Task objective: Give all of the lines again, with nothing added or dropped.

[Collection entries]
◇ ◇ ◇ ◇ ◇

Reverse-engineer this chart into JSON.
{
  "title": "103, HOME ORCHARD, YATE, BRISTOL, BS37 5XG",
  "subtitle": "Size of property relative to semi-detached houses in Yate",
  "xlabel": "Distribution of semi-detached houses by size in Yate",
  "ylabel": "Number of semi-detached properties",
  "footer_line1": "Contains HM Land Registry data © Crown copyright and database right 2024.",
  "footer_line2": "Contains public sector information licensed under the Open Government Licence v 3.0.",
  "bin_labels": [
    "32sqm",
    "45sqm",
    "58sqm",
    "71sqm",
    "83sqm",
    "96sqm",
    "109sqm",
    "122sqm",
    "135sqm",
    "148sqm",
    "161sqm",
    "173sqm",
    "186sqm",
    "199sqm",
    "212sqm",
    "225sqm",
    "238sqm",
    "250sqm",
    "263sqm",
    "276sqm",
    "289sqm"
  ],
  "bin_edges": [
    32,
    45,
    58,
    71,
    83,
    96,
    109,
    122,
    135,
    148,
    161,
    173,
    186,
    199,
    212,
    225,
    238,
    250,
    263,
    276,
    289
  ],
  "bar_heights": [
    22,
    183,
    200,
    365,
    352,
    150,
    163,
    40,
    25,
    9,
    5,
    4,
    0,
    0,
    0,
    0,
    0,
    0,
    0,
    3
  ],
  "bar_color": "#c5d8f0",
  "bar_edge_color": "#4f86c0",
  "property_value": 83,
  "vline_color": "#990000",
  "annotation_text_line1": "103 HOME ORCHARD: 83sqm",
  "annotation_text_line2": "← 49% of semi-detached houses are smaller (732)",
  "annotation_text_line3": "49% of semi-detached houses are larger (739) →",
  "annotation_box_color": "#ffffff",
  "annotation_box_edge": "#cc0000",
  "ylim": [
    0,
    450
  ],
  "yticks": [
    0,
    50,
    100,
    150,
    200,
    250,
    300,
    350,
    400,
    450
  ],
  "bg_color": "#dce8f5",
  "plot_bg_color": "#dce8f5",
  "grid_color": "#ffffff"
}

◇ ◇ ◇ ◇ ◇

Task result:
Reverse-engineer this chart into JSON.
{
  "title": "103, HOME ORCHARD, YATE, BRISTOL, BS37 5XG",
  "subtitle": "Size of property relative to semi-detached houses in Yate",
  "xlabel": "Distribution of semi-detached houses by size in Yate",
  "ylabel": "Number of semi-detached properties",
  "footer_line1": "Contains HM Land Registry data © Crown copyright and database right 2024.",
  "footer_line2": "Contains public sector information licensed under the Open Government Licence v 3.0.",
  "bin_labels": [
    "32sqm",
    "45sqm",
    "58sqm",
    "71sqm",
    "83sqm",
    "96sqm",
    "109sqm",
    "122sqm",
    "135sqm",
    "148sqm",
    "161sqm",
    "173sqm",
    "186sqm",
    "199sqm",
    "212sqm",
    "225sqm",
    "238sqm",
    "250sqm",
    "263sqm",
    "276sqm",
    "289sqm"
  ],
  "bin_edges": [
    32,
    45,
    58,
    71,
    83,
    96,
    109,
    122,
    135,
    148,
    161,
    173,
    186,
    199,
    212,
    225,
    238,
    250,
    263,
    276,
    289
  ],
  "bar_heights": [
    22,
    183,
    200,
    365,
    352,
    150,
    163,
    40,
    25,
    9,
    5,
    4,
    0,
    0,
    0,
    0,
    0,
    0,
    0,
    3
  ],
  "bar_color": "#c5d8f0",
  "bar_edge_color": "#4f86c0",
  "property_value": 83,
  "vline_color": "#990000",
  "annotation_text_line1": "103 HOME ORCHARD: 83sqm",
  "annotation_text_line2": "← 49% of semi-detached houses are smaller (732)",
  "annotation_text_line3": "49% of semi-detached houses are larger (739) →",
  "annotation_box_color": "#ffffff",
  "annotation_box_edge": "#cc0000",
  "ylim": [
    0,
    450
  ],
  "yticks": [
    0,
    50,
    100,
    150,
    200,
    250,
    300,
    350,
    400,
    450
  ],
  "bg_color": "#dce8f5",
  "plot_bg_color": "#dce8f5",
  "grid_color": "#ffffff"
}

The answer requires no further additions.